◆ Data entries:
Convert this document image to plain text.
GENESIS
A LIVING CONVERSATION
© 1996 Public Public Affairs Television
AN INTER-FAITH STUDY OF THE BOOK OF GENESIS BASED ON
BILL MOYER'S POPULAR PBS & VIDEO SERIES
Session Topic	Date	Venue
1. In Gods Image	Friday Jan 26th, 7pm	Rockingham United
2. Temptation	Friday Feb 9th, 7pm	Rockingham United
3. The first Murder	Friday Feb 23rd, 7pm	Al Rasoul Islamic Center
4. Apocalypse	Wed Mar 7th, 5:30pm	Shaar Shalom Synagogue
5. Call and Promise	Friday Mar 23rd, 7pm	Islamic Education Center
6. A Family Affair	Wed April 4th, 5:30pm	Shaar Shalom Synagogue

◆ To do:
What you return must match the records exactly, down to the last line.

◆ Response area:
Convert this document image to plain text.
GENESIS
A LIVING CONVERSATION
© 1996 Public Public Affairs Television
AN INTER-FAITH STUDY OF THE BOOK OF GENESIS BASED ON
BILL MOYER'S POPULAR PBS & VIDEO SERIES
Session Topic	Date	Venue
1. In Gods Image	Friday Jan 26th, 7pm	Rockingham United
2. Temptation	Friday Feb 9th, 7pm	Rockingham United
3. The first Murder	Friday Feb 23rd, 7pm	Al Rasoul Islamic Center
4. Apocalypse	Wed Mar 7th, 5:30pm	Shaar Shalom Synagogue
5. Call and Promise	Friday Mar 23rd, 7pm	Islamic Education Center
6. A Family Affair	Wed April 4th, 5:30pm	Shaar Shalom Synagogue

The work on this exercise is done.